● DESCRIPTION OF THE TASK: Render every entry exactly as it appears.

* START EXERCISE INPUT *

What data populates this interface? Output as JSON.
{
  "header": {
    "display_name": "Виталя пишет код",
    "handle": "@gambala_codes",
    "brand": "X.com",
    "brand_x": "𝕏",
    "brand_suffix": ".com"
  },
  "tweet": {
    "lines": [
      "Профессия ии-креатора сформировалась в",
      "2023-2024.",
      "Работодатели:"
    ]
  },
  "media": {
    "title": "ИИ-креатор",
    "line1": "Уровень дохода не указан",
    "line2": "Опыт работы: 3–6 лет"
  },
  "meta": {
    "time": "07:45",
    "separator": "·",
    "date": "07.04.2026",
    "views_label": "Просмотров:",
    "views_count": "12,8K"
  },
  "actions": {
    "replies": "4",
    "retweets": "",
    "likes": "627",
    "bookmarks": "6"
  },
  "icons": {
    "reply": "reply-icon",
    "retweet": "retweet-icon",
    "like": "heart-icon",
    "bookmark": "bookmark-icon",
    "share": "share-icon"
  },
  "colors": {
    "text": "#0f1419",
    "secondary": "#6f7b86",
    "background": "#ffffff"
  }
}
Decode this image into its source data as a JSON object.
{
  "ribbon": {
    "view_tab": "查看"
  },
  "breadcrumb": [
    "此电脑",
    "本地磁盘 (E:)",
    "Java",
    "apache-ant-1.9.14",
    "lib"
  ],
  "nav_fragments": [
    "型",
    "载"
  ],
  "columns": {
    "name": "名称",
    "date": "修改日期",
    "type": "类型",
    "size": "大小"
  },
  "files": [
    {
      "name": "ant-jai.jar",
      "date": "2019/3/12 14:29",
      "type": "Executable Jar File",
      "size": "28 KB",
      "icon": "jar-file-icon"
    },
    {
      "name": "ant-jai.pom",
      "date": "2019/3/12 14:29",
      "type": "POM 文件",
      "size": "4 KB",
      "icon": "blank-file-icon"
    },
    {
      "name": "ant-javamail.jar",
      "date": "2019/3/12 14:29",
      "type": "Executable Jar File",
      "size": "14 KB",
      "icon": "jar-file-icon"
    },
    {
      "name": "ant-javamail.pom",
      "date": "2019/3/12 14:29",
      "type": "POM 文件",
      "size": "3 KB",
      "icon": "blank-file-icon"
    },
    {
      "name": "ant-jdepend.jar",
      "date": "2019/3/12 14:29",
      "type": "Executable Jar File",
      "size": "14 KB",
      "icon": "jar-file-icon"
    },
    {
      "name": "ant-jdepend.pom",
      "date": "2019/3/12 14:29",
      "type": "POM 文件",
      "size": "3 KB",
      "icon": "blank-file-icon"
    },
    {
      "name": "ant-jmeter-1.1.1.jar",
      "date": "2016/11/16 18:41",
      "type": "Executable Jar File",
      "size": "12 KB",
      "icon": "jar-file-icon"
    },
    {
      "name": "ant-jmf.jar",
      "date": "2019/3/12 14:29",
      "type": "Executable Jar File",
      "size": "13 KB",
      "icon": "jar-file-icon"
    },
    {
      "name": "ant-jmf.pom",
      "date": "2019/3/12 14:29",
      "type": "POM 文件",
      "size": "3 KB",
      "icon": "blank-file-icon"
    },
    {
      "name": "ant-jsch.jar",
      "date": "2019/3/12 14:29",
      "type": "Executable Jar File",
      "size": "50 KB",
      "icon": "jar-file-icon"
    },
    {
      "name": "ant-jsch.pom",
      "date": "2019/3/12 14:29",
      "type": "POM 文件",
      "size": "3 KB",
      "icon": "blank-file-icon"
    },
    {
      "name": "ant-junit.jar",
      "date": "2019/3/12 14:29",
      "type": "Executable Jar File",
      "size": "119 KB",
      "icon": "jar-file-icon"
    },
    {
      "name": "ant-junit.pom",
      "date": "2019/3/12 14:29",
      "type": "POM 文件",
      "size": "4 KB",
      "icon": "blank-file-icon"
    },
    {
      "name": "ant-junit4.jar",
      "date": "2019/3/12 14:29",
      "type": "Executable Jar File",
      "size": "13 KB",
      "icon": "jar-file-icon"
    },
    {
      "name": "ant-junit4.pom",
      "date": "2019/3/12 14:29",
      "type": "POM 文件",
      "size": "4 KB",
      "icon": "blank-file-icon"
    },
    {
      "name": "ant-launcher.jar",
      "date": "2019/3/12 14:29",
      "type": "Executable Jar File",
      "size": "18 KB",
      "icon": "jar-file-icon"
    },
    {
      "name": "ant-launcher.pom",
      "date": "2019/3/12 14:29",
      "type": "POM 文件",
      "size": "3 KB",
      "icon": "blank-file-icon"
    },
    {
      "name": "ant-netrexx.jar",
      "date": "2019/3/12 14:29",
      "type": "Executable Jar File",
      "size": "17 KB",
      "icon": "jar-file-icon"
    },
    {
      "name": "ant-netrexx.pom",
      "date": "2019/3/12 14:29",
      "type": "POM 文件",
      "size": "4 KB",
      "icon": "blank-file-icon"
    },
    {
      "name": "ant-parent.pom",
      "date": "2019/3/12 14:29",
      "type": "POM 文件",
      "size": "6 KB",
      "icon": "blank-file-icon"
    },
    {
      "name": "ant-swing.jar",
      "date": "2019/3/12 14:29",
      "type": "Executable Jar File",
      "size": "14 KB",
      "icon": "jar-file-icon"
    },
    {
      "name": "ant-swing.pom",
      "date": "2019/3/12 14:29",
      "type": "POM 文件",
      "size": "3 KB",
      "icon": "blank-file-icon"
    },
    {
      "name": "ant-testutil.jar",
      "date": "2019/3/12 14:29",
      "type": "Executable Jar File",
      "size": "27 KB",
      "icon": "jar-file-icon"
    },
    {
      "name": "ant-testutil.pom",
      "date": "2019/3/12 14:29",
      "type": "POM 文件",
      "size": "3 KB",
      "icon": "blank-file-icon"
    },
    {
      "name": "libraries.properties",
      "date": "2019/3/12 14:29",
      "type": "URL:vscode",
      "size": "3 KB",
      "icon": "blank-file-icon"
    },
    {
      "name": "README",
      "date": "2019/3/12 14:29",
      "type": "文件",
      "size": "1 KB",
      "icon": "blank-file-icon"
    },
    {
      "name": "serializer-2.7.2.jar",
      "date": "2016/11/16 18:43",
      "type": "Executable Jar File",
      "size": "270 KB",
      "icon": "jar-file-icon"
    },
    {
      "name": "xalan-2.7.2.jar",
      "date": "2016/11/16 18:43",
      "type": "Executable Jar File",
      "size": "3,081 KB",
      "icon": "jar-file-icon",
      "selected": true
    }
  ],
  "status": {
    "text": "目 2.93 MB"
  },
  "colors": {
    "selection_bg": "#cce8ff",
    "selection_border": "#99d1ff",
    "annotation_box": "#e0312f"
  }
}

* END EXERCISE INPUT *

● SOLUTION FOR THIS PROBLEM:
What data populates this interface? Output as JSON.
{
  "header": {
    "display_name": "Виталя пишет код",
    "handle": "@gambala_codes",
    "brand": "X.com",
    "brand_x": "𝕏",
    "brand_suffix": ".com"
  },
  "tweet": {
    "lines": [
      "Профессия ии-креатора сформировалась в",
      "2023-2024.",
      "Работодатели:"
    ]
  },
  "media": {
    "title": "ИИ-креатор",
    "line1": "Уровень дохода не указан",
    "line2": "Опыт работы: 3–6 лет"
  },
  "meta": {
    "time": "07:45",
    "separator": "·",
    "date": "07.04.2026",
    "views_label": "Просмотров:",
    "views_count": "12,8K"
  },
  "actions": {
    "replies": "4",
    "retweets": "",
    "likes": "627",
    "bookmarks": "6"
  },
  "icons": {
    "reply": "reply-icon",
    "retweet": "retweet-icon",
    "like": "heart-icon",
    "bookmark": "bookmark-icon",
    "share": "share-icon"
  },
  "colors": {
    "text": "#0f1419",
    "secondary": "#6f7b86",
    "background": "#ffffff"
  }
}
Decode this image into its source data as a JSON object.
{
  "ribbon": {
    "view_tab": "查看"
  },
  "breadcrumb": [
    "此电脑",
    "本地磁盘 (E:)",
    "Java",
    "apache-ant-1.9.14",
    "lib"
  ],
  "nav_fragments": [
    "型",
    "载"
  ],
  "columns": {
    "name": "名称",
    "date": "修改日期",
    "type": "类型",
    "size": "大小"
  },
  "files": [
    {
      "name": "ant-jai.jar",
      "date": "2019/3/12 14:29",
      "type": "Executable Jar File",
      "size": "28 KB",
      "icon": "jar-file-icon"
    },
    {
      "name": "ant-jai.pom",
      "date": "2019/3/12 14:29",
      "type": "POM 文件",
      "size": "4 KB",
      "icon": "blank-file-icon"
    },
    {
      "name": "ant-javamail.jar",
      "date": "2019/3/12 14:29",
      "type": "Executable Jar File",
      "size": "14 KB",
      "icon": "jar-file-icon"
    },
    {
      "name": "ant-javamail.pom",
      "date": "2019/3/12 14:29",
      "type": "POM 文件",
      "size": "3 KB",
      "icon": "blank-file-icon"
    },
    {
      "name": "ant-jdepend.jar",
      "date": "2019/3/12 14:29",
      "type": "Executable Jar File",
      "size": "14 KB",
      "icon": "jar-file-icon"
    },
    {
      "name": "ant-jdepend.pom",
      "date": "2019/3/12 14:29",
      "type": "POM 文件",
      "size": "3 KB",
      "icon": "blank-file-icon"
    },
    {
      "name": "ant-jmeter-1.1.1.jar",
      "date": "2016/11/16 18:41",
      "type": "Executable Jar File",
      "size": "12 KB",
      "icon": "jar-file-icon"
    },
    {
      "name": "ant-jmf.jar",
      "date": "2019/3/12 14:29",
      "type": "Executable Jar File",
      "size": "13 KB",
      "icon": "jar-file-icon"
    },
    {
      "name": "ant-jmf.pom",
      "date": "2019/3/12 14:29",
      "type": "POM 文件",
      "size": "3 KB",
      "icon": "blank-file-icon"
    },
    {
      "name": "ant-jsch.jar",
      "date": "2019/3/12 14:29",
      "type": "Executable Jar File",
      "size": "50 KB",
      "icon": "jar-file-icon"
    },
    {
      "name": "ant-jsch.pom",
      "date": "2019/3/12 14:29",
      "type": "POM 文件",
      "size": "3 KB",
      "icon": "blank-file-icon"
    },
    {
      "name": "ant-junit.jar",
      "date": "2019/3/12 14:29",
      "type": "Executable Jar File",
      "size": "119 KB",
      "icon": "jar-file-icon"
    },
    {
      "name": "ant-junit.pom",
      "date": "2019/3/12 14:29",
      "type": "POM 文件",
      "size": "4 KB",
      "icon": "blank-file-icon"
    },
    {
      "name": "ant-junit4.jar",
      "date": "2019/3/12 14:29",
      "type": "Executable Jar File",
      "size": "13 KB",
      "icon": "jar-file-icon"
    },
    {
      "name": "ant-junit4.pom",
      "date": "2019/3/12 14:29",
      "type": "POM 文件",
      "size": "4 KB",
      "icon": "blank-file-icon"
    },
    {
      "name": "ant-launcher.jar",
      "date": "2019/3/12 14:29",
      "type": "Executable Jar File",
      "size": "18 KB",
      "icon": "jar-file-icon"
    },
    {
      "name": "ant-launcher.pom",
      "date": "2019/3/12 14:29",
      "type": "POM 文件",
      "size": "3 KB",
      "icon": "blank-file-icon"
    },
    {
      "name": "ant-netrexx.jar",
      "date": "2019/3/12 14:29",
      "type": "Executable Jar File",
      "size": "17 KB",
      "icon": "jar-file-icon"
    },
    {
      "name": "ant-netrexx.pom",
      "date": "2019/3/12 14:29",
      "type": "POM 文件",
      "size": "4 KB",
      "icon": "blank-file-icon"
    },
    {
      "name": "ant-parent.pom",
      "date": "2019/3/12 14:29",
      "type": "POM 文件",
      "size": "6 KB",
      "icon": "blank-file-icon"
    },
    {
      "name": "ant-swing.jar",
      "date": "2019/3/12 14:29",
      "type": "Executable Jar File",
      "size": "14 KB",
      "icon": "jar-file-icon"
    },
    {
      "name": "ant-swing.pom",
      "date": "2019/3/12 14:29",
      "type": "POM 文件",
      "size": "3 KB",
      "icon": "blank-file-icon"
    },
    {
      "name": "ant-testutil.jar",
      "date": "2019/3/12 14:29",
      "type": "Executable Jar File",
      "size": "27 KB",
      "icon": "jar-file-icon"
    },
    {
      "name": "ant-testutil.pom",
      "date": "2019/3/12 14:29",
      "type": "POM 文件",
      "size": "3 KB",
      "icon": "blank-file-icon"
    },
    {
      "name": "libraries.properties",
      "date": "2019/3/12 14:29",
      "type": "URL:vscode",
      "size": "3 KB",
      "icon": "blank-file-icon"
    },
    {
      "name": "README",
      "date": "2019/3/12 14:29",
      "type": "文件",
      "size": "1 KB",
      "icon": "blank-file-icon"
    },
    {
      "name": "serializer-2.7.2.jar",
      "date": "2016/11/16 18:43",
      "type": "Executable Jar File",
      "size": "270 KB",
      "icon": "jar-file-icon"
    },
    {
      "name": "xalan-2.7.2.jar",
      "date": "2016/11/16 18:43",
      "type": "Executable Jar File",
      "size": "3,081 KB",
      "icon": "jar-file-icon",
      "selected": true
    }
  ],
  "status": {
    "text": "目 2.93 MB"
  },
  "colors": {
    "selection_bg": "#cce8ff",
    "selection_border": "#99d1ff",
    "annotation_box": "#e0312f"
  }
}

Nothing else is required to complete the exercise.